===== EXCERPTED TEXT =====

Darrow and Altgeld became friends and colleagues in social protest and dissent.
He became active in the Cook County Democratic Party, and joined DeWitt C.
Krieger's campaign for mayor of the city of Chicago on the Democratic ticket. The day after
Krieger's election, Darrow was invited to become special assessment attorney for the
city.
German born John Peter Altgeld had come to the United States with his parents at the
age of three months. Like Darrow, Altgeld grew up on a farm in Ohio. John Peter left home
at an early age to work as a laborer and field hand. The self-educated young man taught
school, then read law and began his practice in Missouri. He then came to Chicago and
prospered both in his law practice and in real estate investments. In 1886 Altgeld was elected
a judge in Chicago. By 1892, he obtained the Democratic nomination for governor of
Illinois. The Democratic Party needed the German vote, and he was of German extraction.
The party wanted a candidate who was a friend of labor, and he had long and strong
sympathy for labor. Moreover, Altgeld was wealthy and could make a substantial
contribution to his own campaign fund. He easily won the nomination and the election,
Darrow serving as a sort of campaign manager. With the help of Altgeld, Darrow soon
became Corporation Counsel for the City of Chicago.
After several years, the Chicago and Northwestern Railway Company offered him the
job of corporation counsel at a much higher salary. He took the job, and to his surprise, he
discovered that he enjoyed corporate law. His employer recognized his anti -- railroad and
pro -- labor bias, but the Company trusted his legal abilities. During those days in Chicago,
railroad trains injured over 400 people per year, and with the aid of the Company's general
claims agent, Ralph C. Richards, he helped many of these injured people without hurting the
Company financially.

=====

DIRECTIONS:
Please reproduce the passage on Darrow and Altgeld word for word, starting at the words "Darrow and Altgeld" and stopping after the words "joined DeWitt C.".

===== DATA RECORDS =====

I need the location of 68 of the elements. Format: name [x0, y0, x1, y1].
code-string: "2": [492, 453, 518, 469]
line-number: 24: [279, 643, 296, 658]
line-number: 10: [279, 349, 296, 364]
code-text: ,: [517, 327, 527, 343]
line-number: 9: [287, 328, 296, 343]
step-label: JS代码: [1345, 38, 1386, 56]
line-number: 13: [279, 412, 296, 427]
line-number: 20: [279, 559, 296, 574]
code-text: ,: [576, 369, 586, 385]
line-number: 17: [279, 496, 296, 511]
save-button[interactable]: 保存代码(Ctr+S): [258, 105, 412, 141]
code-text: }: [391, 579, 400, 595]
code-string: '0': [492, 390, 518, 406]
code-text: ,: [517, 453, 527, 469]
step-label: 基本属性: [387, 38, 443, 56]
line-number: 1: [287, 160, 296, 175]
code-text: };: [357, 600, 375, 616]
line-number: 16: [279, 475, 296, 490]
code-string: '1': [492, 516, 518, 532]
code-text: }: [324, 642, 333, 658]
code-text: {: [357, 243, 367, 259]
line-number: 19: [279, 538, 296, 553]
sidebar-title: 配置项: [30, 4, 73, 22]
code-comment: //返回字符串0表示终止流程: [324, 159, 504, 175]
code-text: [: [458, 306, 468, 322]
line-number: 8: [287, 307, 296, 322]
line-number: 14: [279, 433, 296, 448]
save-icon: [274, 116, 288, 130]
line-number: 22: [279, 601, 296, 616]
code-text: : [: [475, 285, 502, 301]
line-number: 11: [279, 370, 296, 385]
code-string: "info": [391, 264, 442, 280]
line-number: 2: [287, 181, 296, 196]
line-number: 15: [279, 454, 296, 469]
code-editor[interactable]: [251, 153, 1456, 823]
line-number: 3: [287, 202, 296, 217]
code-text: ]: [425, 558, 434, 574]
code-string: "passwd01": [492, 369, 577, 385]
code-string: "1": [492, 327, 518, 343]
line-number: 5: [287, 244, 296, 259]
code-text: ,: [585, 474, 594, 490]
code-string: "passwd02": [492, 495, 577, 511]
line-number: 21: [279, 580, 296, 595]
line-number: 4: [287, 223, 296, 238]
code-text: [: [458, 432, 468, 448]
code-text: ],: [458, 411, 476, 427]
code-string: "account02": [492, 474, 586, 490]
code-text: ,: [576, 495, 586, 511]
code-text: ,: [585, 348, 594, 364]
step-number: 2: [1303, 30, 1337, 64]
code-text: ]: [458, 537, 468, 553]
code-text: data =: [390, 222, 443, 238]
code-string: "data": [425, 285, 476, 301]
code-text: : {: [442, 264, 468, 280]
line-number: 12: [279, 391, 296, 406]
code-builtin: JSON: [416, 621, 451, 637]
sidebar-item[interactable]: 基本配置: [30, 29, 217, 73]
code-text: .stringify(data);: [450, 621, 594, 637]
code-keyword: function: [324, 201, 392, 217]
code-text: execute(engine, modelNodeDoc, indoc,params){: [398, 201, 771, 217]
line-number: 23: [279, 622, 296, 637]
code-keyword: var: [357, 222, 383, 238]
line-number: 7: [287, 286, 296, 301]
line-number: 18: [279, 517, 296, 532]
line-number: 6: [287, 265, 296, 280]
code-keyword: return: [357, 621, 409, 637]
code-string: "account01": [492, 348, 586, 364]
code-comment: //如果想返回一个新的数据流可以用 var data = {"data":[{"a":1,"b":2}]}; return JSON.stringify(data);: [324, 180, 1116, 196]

=====

EXERCISE RESPONSE:
Darrow and Altgeld became friends and colleagues in social protest and dissent.
He became active in the Cook County Democratic Party, and joined DeWitt C.